### AIM OF THE TASK
Reproduce, unchanged, every line from the one containing "legend-item-general: General xyxy=(1130,250,1309,292)" through the one containing "legend-swatch-general xyxy=(1130,260,1152,282)", both of those included.

**** DATA SUPPLIED ****

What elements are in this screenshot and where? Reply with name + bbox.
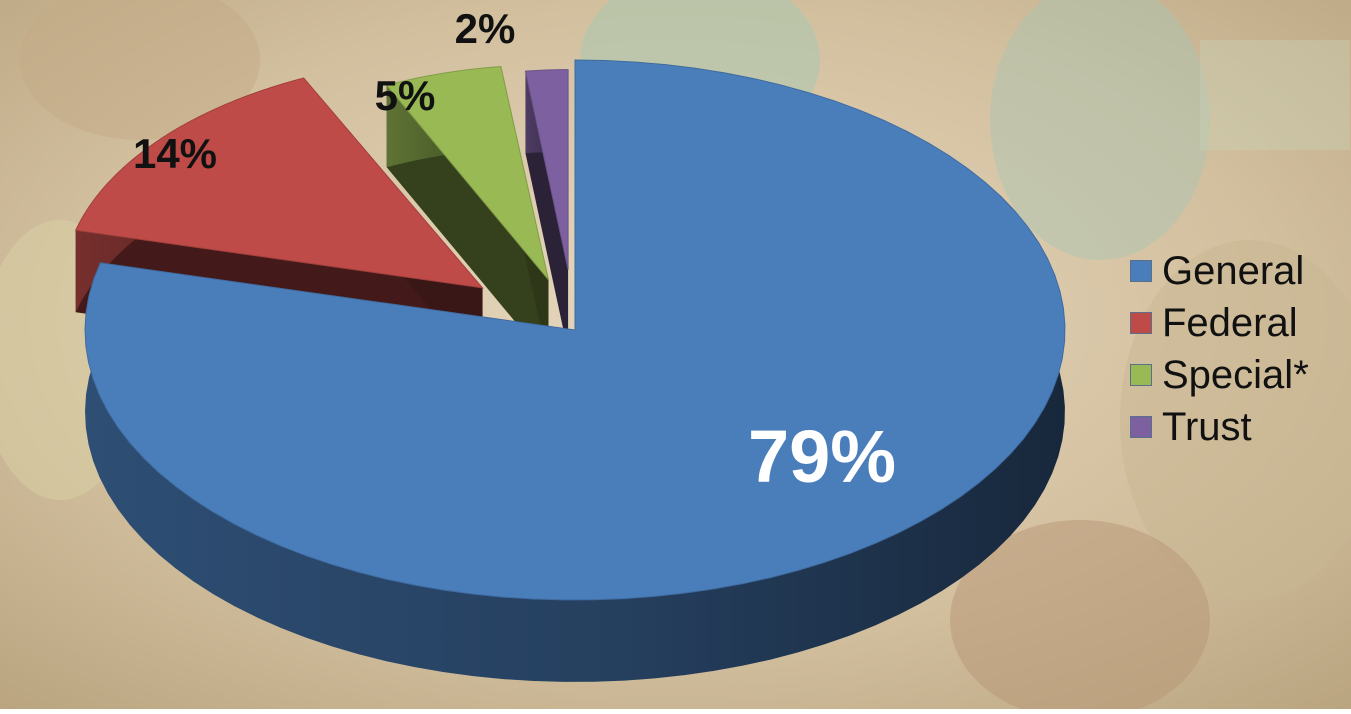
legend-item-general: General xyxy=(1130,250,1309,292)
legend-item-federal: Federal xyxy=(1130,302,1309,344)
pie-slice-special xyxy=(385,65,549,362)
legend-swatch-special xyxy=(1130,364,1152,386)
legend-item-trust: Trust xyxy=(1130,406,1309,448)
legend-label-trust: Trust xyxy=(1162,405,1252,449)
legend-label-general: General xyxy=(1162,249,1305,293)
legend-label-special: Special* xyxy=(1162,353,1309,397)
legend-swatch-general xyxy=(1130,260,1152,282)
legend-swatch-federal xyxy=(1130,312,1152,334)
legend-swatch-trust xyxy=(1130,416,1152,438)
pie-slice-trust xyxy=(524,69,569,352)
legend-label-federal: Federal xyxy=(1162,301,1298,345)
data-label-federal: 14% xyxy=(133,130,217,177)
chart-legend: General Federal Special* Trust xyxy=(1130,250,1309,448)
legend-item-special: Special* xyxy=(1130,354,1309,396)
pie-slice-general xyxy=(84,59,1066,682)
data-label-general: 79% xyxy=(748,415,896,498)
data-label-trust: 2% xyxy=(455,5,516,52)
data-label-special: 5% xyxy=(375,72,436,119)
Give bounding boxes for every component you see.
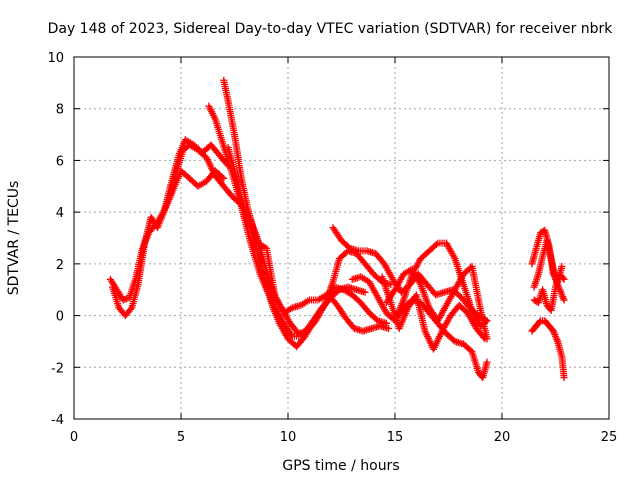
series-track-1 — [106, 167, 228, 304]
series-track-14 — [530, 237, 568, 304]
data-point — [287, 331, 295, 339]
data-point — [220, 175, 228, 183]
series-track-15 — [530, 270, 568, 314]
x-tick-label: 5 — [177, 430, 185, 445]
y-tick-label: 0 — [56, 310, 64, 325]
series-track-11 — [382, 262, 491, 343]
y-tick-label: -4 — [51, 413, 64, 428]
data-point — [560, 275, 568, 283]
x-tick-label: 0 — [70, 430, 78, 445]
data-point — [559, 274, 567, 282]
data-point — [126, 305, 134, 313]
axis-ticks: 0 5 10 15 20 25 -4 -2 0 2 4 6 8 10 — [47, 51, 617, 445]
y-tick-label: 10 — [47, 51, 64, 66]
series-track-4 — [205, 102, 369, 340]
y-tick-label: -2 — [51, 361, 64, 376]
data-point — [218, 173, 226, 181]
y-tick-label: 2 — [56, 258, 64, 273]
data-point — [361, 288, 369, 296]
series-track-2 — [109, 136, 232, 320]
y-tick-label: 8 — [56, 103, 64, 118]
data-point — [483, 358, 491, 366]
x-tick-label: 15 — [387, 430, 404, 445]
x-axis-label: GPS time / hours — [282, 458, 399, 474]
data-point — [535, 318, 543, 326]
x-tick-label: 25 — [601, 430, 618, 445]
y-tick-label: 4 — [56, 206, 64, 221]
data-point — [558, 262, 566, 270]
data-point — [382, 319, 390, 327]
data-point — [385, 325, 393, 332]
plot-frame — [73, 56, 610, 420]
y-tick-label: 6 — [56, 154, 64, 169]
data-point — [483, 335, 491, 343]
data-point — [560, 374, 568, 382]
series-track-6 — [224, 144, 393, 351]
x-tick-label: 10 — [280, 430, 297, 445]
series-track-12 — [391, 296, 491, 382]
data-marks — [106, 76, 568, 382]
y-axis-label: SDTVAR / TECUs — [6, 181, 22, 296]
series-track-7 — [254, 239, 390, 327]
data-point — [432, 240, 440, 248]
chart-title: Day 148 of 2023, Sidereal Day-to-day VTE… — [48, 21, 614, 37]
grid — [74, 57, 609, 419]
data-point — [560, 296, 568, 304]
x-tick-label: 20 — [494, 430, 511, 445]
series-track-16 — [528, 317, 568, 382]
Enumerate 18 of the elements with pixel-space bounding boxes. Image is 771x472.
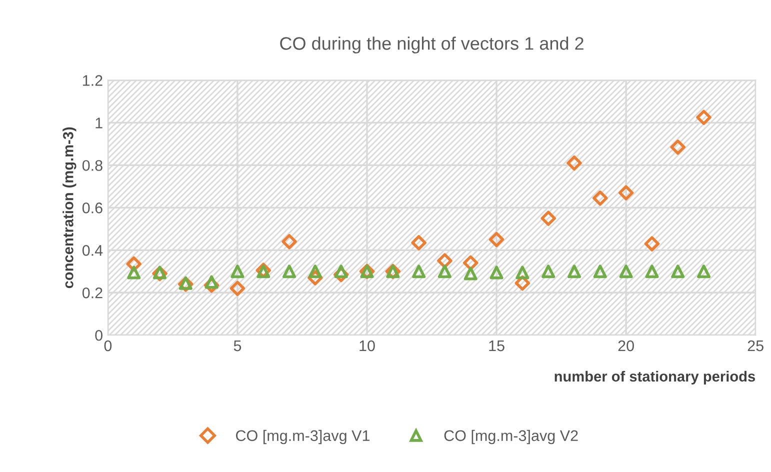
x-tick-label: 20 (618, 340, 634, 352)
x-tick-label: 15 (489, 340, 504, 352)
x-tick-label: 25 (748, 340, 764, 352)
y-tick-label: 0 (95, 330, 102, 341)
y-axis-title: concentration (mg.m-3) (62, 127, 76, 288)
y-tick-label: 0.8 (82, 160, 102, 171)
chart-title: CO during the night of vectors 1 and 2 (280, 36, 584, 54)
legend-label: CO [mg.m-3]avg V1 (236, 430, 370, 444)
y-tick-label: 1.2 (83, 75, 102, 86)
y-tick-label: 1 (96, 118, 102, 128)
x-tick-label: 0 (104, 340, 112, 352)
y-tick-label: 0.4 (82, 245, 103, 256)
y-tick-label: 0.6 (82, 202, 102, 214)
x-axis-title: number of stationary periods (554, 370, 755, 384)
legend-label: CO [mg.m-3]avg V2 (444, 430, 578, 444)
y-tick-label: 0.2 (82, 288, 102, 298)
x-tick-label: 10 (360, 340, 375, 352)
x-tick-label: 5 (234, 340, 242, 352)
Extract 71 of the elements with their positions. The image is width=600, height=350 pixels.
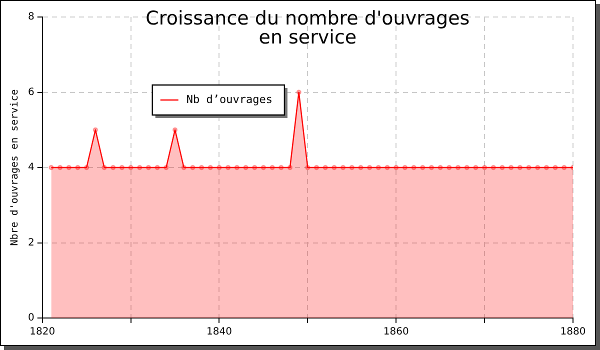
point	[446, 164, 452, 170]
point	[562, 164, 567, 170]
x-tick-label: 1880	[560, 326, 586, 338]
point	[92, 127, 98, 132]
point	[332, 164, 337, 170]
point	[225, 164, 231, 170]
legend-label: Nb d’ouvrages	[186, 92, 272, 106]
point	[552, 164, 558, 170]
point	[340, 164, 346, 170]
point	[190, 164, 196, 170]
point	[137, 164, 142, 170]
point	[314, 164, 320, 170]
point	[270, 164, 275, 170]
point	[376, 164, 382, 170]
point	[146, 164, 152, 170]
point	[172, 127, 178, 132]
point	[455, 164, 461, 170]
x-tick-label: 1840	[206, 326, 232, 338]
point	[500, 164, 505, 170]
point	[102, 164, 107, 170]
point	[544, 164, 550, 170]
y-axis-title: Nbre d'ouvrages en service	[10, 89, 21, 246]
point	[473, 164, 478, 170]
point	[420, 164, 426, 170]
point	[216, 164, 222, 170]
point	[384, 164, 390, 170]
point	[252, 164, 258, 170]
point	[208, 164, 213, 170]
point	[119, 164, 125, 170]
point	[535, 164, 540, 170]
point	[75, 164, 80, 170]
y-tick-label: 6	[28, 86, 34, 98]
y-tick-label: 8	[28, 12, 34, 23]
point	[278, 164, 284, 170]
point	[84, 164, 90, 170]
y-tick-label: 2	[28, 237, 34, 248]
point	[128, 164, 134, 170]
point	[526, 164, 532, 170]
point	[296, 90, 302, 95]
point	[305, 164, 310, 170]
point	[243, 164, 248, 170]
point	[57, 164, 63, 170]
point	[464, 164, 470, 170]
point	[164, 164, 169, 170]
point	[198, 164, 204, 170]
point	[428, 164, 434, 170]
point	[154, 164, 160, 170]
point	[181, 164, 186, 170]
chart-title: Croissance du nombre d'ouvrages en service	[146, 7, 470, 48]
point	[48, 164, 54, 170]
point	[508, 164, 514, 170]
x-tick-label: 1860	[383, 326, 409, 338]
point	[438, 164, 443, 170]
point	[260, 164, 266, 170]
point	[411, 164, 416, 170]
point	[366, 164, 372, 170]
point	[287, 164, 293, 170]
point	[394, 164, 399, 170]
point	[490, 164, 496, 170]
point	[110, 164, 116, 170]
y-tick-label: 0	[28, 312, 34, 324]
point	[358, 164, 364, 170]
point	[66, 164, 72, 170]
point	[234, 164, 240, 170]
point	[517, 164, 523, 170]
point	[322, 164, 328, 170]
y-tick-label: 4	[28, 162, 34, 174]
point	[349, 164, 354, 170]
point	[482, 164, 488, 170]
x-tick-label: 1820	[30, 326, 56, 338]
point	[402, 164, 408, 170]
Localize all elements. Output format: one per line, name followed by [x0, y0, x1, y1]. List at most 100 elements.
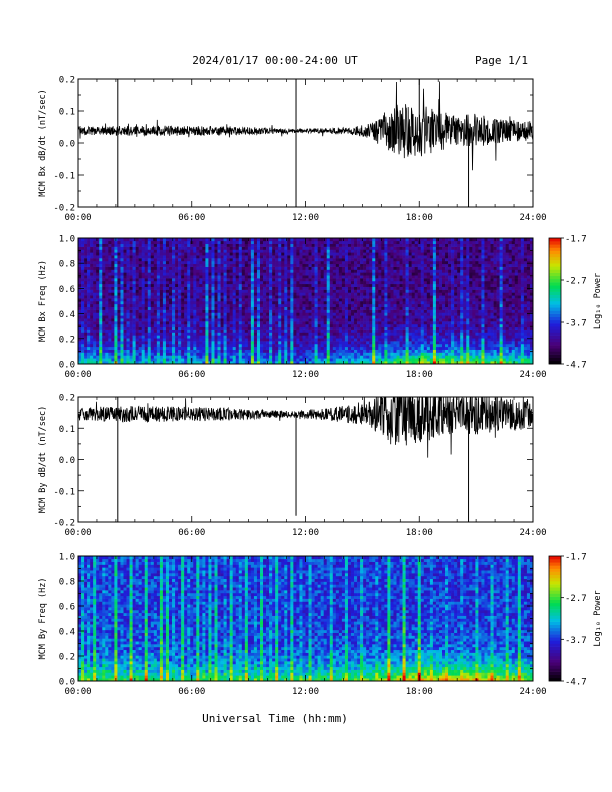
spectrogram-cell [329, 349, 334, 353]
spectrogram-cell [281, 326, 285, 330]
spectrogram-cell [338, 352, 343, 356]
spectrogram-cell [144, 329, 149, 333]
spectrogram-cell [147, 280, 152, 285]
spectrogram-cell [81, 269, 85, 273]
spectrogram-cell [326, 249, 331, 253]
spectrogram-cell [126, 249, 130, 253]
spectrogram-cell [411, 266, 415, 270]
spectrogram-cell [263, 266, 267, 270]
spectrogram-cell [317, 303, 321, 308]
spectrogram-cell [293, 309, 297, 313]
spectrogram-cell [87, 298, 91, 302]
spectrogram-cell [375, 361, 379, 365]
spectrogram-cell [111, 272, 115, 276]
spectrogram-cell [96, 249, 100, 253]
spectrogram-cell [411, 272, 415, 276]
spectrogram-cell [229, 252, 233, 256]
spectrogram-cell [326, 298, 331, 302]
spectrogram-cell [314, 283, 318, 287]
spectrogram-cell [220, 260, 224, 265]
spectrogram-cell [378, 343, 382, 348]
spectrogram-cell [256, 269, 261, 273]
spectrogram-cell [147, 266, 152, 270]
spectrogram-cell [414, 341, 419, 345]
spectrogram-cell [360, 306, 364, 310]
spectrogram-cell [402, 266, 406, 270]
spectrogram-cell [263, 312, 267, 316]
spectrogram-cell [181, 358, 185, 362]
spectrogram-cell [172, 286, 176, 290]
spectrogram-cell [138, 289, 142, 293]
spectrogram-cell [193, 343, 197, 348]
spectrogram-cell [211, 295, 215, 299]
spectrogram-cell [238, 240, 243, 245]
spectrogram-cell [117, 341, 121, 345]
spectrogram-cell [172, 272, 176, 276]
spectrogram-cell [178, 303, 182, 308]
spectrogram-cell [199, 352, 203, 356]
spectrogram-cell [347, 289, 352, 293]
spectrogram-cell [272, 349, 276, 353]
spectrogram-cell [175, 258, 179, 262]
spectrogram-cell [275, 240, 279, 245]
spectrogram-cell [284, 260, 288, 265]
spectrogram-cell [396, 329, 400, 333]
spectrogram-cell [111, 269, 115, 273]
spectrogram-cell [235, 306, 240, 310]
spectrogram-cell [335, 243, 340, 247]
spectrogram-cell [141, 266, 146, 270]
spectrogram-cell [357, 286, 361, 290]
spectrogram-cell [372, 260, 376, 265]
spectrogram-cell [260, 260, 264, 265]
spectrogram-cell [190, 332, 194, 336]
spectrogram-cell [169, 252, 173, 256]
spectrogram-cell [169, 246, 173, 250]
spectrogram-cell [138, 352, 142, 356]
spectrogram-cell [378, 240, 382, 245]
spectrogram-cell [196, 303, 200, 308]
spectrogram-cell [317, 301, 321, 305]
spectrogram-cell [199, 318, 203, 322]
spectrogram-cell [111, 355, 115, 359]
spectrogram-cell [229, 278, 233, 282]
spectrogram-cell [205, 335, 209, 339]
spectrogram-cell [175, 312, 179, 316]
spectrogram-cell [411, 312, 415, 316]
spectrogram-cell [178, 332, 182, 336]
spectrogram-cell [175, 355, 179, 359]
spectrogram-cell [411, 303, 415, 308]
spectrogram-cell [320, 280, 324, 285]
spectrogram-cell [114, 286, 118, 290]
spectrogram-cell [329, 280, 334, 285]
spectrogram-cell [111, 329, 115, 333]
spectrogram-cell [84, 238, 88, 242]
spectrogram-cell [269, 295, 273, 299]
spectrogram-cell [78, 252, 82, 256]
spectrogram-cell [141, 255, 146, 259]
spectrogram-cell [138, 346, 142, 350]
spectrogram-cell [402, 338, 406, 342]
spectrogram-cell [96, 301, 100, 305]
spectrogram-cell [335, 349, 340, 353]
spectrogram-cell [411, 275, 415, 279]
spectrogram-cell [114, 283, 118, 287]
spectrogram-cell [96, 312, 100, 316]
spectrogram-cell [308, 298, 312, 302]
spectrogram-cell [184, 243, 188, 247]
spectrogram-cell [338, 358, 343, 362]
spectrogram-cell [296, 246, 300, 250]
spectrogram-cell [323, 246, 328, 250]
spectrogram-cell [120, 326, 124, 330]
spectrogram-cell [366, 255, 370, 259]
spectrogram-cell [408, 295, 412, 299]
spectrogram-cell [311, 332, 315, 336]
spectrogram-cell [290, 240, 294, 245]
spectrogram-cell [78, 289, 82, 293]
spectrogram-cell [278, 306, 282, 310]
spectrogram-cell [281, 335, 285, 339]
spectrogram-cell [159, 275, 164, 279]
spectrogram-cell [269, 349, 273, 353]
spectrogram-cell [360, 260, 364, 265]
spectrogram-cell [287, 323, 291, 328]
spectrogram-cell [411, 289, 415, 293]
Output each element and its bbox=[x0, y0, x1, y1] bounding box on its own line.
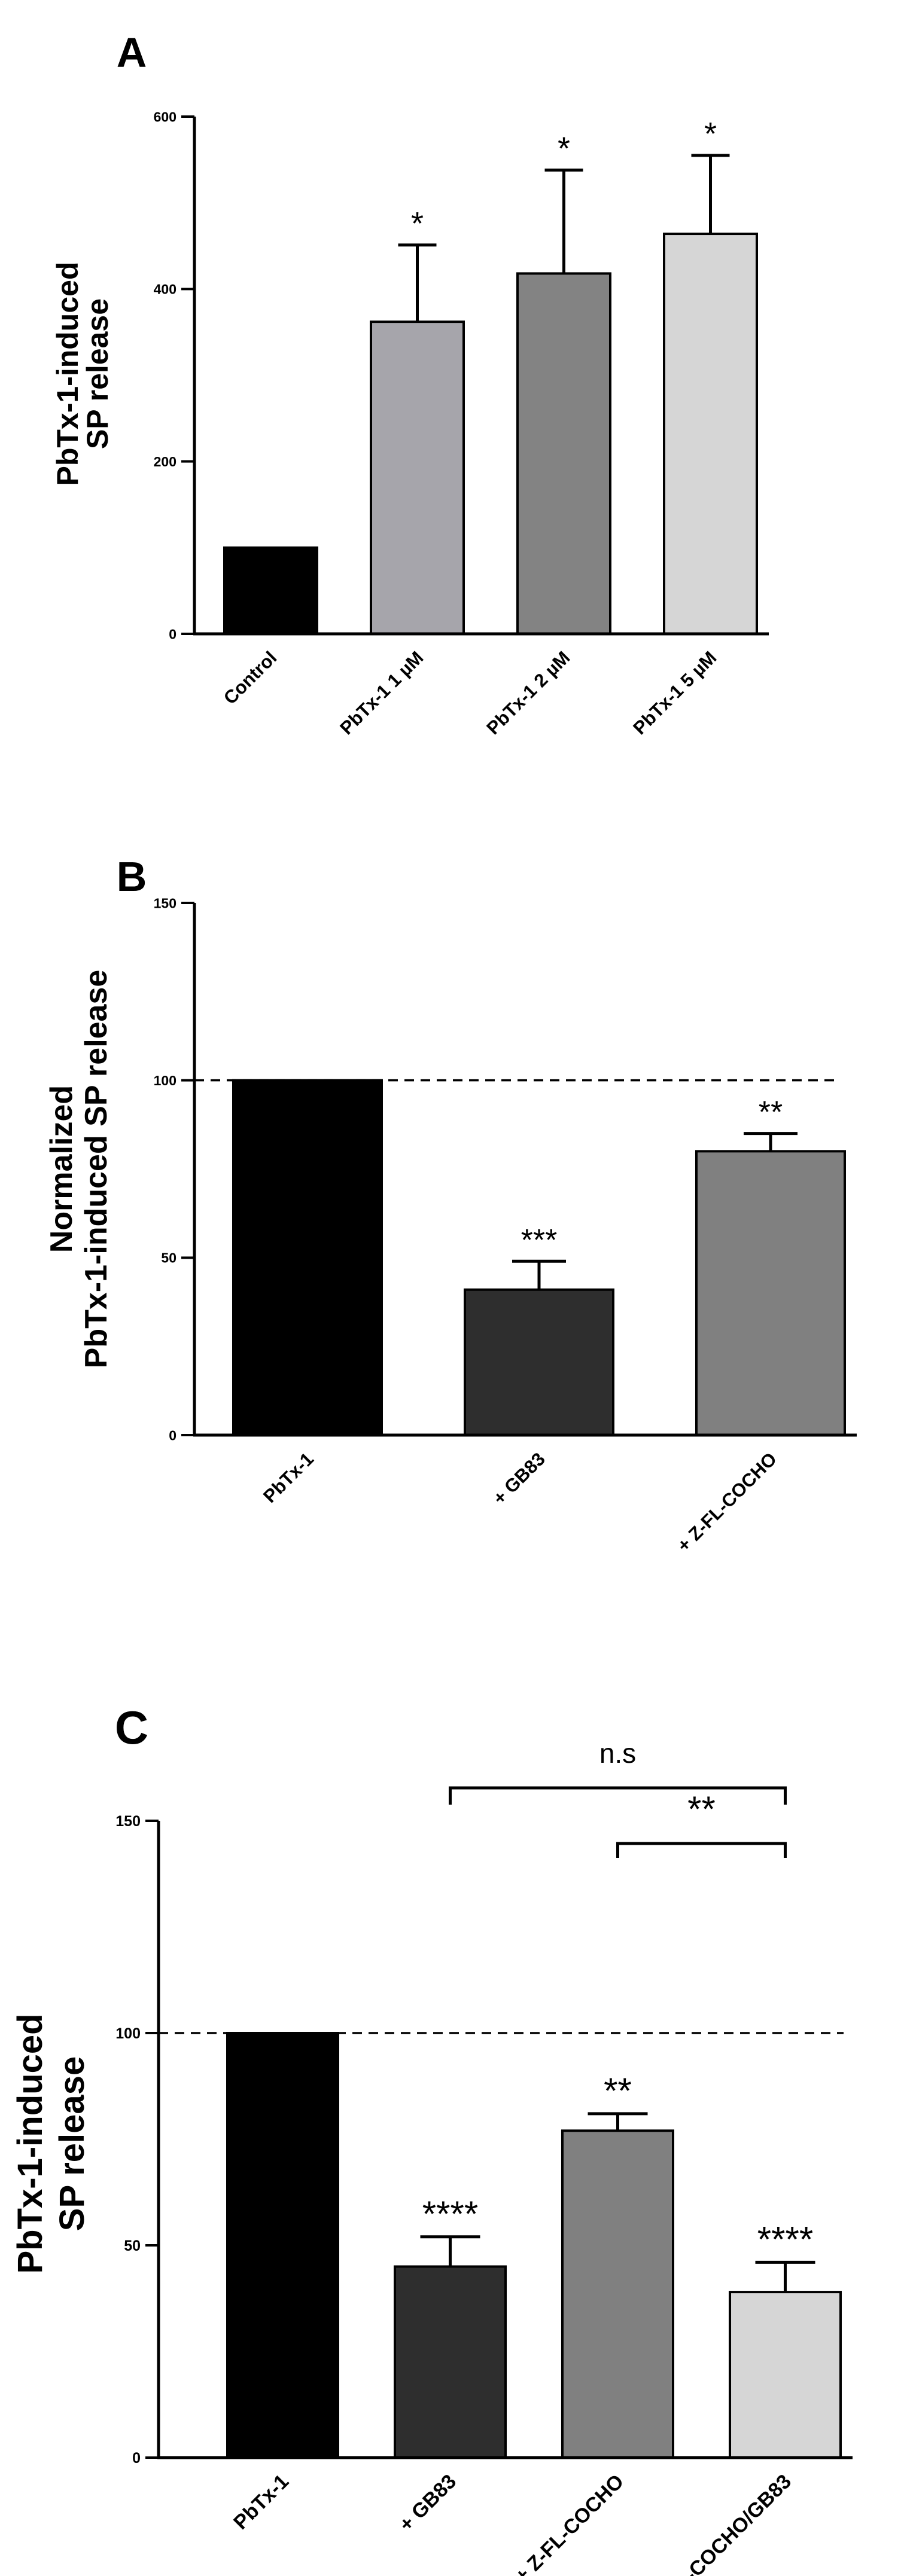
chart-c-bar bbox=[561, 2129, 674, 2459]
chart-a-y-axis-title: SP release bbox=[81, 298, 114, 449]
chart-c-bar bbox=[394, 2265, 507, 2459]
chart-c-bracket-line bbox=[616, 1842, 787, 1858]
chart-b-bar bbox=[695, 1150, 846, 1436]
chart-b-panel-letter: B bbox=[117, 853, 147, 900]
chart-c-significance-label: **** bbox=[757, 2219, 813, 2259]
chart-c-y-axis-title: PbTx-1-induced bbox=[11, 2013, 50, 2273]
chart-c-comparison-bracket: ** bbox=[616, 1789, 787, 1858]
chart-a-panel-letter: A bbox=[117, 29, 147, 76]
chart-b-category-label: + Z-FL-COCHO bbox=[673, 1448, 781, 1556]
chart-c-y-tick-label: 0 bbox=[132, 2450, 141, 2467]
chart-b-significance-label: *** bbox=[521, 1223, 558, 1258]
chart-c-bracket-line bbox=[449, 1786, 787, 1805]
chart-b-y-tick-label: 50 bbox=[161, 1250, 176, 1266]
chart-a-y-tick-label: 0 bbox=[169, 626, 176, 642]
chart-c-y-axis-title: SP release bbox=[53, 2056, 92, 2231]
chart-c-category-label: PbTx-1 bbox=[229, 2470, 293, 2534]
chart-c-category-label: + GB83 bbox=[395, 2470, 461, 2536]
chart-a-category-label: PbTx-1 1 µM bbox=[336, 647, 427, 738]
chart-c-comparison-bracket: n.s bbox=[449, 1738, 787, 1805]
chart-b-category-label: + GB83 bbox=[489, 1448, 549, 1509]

****

### RESPONSE
legend-item-general: General xyxy=(1130,250,1309,292)
legend-item-federal: Federal xyxy=(1130,302,1309,344)
pie-slice-special xyxy=(385,65,549,362)
legend-swatch-special xyxy=(1130,364,1152,386)
legend-item-trust: Trust xyxy=(1130,406,1309,448)
legend-label-trust: Trust xyxy=(1162,405,1252,449)
legend-label-general: General xyxy=(1162,249,1305,293)
legend-label-special: Special* xyxy=(1162,353,1309,397)
legend-swatch-general xyxy=(1130,260,1152,282)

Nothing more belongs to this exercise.